++++ RAW RECORDS ++++
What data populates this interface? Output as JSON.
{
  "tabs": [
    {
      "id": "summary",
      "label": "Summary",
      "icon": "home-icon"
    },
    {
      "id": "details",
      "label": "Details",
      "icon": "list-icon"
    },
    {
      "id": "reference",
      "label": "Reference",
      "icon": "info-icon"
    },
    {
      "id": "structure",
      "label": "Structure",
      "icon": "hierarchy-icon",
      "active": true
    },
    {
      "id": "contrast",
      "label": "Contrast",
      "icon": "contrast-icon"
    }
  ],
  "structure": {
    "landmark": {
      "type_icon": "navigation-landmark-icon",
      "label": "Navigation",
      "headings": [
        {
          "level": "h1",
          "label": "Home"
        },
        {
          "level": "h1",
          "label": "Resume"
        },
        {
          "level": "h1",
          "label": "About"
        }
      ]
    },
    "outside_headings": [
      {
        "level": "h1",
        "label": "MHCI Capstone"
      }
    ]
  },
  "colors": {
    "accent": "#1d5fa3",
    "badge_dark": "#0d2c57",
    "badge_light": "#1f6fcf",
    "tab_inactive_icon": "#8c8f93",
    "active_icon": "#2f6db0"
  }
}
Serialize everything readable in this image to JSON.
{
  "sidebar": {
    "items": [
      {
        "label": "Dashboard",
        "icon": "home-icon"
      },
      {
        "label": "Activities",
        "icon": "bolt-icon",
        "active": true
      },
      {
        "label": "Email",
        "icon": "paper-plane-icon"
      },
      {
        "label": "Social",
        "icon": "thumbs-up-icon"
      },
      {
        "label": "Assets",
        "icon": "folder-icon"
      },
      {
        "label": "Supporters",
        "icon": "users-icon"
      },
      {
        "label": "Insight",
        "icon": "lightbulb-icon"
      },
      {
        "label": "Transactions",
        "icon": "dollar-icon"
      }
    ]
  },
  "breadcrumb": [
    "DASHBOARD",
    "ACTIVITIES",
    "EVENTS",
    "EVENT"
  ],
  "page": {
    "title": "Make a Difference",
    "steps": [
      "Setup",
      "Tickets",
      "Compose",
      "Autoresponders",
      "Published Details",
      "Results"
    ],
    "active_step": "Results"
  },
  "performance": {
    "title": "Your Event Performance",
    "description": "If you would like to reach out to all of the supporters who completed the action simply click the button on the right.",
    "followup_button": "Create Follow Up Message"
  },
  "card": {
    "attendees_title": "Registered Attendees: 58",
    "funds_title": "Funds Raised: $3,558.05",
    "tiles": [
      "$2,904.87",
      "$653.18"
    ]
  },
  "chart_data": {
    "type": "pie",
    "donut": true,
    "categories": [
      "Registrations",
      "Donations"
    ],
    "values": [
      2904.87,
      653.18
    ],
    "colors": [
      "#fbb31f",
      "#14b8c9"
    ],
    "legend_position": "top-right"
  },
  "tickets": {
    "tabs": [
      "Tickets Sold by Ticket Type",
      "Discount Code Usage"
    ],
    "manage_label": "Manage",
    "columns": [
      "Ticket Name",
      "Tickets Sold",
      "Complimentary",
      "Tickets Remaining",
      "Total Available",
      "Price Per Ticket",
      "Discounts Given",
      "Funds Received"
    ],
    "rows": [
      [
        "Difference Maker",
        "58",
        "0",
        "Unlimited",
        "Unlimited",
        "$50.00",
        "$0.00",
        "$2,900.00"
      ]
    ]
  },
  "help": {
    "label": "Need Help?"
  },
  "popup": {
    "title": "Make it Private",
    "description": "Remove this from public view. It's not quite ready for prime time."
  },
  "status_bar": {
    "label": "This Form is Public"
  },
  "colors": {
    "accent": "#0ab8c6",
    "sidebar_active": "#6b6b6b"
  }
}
++++
Among the lines of the data, identify those with the word "Difference". Copy each of them.

    "title": "Make a Difference",
        "Difference Maker",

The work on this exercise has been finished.